▶ WHAT THE TASK REQUIRES
Select every line containing the word "text" from the material, and copy those lines.
═════ DATA LINES ═════
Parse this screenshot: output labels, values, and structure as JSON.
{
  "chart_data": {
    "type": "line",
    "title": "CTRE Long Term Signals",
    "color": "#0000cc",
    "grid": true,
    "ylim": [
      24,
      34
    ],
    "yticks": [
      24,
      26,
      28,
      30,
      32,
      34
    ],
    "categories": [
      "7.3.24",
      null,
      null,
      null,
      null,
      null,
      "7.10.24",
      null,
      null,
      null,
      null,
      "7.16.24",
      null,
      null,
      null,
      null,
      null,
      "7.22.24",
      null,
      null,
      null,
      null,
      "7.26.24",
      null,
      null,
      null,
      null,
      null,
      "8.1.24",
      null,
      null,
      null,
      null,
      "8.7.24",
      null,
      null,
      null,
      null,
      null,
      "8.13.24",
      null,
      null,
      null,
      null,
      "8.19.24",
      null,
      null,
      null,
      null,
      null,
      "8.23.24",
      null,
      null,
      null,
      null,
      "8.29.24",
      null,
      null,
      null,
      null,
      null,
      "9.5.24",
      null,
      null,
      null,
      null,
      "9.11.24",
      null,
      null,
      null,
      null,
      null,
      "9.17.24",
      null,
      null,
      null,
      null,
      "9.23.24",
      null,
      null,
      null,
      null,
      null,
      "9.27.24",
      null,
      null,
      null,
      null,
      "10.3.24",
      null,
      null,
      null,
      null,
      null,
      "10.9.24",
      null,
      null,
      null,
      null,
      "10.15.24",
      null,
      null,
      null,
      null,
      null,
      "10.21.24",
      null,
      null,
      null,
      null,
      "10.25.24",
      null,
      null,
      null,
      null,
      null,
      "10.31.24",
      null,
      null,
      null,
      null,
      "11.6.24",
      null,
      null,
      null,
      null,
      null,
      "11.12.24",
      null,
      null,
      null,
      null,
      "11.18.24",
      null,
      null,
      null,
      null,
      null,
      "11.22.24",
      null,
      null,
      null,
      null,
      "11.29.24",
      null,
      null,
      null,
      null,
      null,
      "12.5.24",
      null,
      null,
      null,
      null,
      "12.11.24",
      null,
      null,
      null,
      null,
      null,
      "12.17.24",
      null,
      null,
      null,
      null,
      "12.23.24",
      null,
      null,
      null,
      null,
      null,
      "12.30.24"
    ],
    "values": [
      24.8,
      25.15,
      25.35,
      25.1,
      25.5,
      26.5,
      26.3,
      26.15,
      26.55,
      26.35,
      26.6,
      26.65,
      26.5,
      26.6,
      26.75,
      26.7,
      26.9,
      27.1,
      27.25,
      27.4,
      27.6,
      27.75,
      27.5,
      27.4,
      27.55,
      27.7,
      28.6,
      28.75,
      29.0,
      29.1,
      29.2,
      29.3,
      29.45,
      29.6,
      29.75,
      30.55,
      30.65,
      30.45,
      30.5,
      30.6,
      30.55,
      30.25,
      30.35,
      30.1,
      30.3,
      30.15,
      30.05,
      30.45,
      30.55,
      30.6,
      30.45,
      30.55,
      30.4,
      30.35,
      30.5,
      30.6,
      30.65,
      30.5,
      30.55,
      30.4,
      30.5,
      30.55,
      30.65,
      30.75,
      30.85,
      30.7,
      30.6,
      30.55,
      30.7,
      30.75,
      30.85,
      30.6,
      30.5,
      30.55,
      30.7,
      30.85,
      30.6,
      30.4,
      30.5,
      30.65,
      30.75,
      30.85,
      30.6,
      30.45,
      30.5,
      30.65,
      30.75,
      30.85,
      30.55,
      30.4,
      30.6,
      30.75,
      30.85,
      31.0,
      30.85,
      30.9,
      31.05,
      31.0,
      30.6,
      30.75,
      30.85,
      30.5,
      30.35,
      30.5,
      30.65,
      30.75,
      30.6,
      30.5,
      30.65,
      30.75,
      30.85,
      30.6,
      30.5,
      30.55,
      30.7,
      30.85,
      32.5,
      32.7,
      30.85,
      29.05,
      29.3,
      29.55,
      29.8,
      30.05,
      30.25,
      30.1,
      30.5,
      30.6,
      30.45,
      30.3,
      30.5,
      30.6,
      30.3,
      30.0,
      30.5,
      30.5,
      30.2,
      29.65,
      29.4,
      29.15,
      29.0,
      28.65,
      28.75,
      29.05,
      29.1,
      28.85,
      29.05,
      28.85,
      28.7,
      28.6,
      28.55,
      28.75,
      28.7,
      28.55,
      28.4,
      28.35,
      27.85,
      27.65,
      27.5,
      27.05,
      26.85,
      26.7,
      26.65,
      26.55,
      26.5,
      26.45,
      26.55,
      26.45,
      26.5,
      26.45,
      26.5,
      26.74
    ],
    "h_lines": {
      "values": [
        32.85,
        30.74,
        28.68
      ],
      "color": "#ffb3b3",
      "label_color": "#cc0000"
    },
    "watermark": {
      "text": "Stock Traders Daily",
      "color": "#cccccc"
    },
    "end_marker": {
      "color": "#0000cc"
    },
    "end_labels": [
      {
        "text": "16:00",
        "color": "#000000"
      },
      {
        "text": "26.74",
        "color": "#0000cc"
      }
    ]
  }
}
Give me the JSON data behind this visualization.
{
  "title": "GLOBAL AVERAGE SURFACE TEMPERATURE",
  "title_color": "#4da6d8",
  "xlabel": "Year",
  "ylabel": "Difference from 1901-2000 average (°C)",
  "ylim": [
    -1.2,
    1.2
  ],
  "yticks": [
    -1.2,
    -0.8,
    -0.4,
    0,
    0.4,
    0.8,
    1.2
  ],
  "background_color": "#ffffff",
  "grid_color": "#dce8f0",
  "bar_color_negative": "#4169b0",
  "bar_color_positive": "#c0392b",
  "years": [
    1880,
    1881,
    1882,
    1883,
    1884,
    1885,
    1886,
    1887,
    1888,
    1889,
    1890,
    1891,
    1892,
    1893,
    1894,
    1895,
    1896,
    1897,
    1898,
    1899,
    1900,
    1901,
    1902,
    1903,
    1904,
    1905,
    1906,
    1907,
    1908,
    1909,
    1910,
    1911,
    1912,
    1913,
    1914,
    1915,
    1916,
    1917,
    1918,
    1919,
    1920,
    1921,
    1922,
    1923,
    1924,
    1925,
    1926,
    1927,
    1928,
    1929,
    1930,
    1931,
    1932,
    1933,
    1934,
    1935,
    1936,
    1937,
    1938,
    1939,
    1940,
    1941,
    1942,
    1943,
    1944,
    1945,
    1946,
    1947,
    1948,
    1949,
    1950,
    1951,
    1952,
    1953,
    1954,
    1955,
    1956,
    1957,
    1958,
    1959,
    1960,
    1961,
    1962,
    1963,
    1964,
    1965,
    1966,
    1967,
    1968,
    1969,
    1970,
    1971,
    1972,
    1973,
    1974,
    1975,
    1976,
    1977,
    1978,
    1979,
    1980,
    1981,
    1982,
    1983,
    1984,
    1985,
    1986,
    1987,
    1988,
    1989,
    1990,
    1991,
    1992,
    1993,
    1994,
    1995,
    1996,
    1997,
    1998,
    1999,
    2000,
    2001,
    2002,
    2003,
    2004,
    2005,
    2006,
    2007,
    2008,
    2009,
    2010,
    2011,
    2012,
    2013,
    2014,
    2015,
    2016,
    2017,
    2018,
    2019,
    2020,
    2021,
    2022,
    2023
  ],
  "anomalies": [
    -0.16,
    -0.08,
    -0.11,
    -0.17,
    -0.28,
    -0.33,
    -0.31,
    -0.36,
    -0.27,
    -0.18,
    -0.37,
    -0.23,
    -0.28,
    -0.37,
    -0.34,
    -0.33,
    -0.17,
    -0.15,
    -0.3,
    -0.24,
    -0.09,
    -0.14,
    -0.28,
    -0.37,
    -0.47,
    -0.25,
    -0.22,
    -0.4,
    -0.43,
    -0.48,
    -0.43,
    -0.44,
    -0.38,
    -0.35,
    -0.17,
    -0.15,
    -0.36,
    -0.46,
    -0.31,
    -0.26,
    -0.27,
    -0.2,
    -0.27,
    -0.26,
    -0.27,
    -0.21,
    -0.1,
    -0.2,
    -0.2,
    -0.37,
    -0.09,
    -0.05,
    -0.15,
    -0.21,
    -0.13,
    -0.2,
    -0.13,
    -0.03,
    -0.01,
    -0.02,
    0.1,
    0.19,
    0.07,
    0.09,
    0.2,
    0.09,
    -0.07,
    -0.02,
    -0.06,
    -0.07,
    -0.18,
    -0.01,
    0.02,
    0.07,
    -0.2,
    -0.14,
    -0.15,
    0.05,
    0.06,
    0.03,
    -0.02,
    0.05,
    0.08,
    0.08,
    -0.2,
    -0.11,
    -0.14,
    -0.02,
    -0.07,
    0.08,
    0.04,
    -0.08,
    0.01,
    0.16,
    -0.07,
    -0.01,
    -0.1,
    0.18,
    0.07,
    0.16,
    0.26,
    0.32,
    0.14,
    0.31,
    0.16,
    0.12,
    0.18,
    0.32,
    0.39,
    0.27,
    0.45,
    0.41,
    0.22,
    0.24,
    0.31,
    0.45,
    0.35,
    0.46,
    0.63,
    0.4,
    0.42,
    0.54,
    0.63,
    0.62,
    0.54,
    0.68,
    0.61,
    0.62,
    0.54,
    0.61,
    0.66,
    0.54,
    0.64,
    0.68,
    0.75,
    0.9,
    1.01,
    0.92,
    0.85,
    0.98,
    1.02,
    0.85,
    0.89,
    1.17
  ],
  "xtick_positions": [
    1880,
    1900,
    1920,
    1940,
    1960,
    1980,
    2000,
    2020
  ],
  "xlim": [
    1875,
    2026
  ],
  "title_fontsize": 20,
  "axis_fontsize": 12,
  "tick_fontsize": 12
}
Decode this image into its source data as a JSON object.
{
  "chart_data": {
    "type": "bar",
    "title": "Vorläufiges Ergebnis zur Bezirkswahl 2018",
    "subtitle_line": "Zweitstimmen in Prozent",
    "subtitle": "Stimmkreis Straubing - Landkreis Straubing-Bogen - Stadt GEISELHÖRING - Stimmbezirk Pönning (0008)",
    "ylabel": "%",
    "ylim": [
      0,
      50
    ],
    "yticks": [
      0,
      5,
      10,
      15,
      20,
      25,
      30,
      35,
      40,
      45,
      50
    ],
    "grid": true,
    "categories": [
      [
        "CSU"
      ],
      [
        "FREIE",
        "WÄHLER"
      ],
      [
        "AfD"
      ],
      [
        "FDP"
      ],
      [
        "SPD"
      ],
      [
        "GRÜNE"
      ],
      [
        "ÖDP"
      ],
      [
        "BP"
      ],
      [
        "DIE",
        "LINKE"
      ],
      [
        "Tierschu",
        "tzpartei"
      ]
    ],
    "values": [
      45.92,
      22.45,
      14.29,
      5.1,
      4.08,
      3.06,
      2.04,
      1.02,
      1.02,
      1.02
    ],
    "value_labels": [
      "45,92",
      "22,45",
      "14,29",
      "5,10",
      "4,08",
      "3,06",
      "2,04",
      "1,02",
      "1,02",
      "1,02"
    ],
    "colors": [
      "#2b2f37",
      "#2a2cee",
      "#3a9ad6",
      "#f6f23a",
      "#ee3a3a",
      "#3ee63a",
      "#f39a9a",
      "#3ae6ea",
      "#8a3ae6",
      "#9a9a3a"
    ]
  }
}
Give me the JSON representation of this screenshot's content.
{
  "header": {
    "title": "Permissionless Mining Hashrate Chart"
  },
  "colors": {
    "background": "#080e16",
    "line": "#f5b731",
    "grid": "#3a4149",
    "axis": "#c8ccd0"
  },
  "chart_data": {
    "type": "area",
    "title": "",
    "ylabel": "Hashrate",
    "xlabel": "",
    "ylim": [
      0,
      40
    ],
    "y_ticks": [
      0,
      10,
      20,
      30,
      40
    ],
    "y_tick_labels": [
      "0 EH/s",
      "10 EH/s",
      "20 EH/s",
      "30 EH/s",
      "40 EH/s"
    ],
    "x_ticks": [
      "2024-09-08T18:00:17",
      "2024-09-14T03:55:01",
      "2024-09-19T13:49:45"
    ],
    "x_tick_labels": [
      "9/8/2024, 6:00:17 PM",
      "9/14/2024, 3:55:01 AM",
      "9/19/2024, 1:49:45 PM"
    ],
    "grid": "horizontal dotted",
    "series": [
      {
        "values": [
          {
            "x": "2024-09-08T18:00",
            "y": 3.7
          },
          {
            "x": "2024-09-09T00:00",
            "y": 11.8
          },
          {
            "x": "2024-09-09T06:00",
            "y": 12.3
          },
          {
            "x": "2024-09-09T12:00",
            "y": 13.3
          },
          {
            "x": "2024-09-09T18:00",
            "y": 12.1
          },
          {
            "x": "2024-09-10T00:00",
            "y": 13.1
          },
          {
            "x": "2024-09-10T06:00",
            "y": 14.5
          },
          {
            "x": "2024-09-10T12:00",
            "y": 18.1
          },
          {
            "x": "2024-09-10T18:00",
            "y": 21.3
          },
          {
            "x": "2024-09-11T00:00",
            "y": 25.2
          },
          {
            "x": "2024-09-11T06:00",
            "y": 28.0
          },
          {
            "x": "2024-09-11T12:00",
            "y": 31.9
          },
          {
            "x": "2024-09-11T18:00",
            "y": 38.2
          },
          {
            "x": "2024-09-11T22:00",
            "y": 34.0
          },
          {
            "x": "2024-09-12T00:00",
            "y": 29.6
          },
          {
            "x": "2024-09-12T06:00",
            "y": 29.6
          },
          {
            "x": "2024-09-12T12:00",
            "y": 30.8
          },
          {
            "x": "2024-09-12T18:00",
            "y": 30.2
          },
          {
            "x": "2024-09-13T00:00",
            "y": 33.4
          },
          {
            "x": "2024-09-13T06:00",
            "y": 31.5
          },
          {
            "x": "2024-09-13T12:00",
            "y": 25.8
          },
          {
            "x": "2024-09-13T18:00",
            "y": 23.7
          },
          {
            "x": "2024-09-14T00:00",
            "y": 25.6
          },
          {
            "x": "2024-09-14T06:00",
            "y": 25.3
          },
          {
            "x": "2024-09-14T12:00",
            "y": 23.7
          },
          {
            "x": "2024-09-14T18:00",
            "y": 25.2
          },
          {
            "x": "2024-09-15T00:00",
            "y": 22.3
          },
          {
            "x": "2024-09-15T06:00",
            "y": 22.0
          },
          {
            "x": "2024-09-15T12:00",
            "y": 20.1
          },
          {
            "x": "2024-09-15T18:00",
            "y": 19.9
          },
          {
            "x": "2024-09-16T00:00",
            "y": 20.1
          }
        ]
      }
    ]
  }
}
═════
▶ SOLUTION
      "text": "Stock Traders Daily",
        "text": "16:00",
        "text": "26.74",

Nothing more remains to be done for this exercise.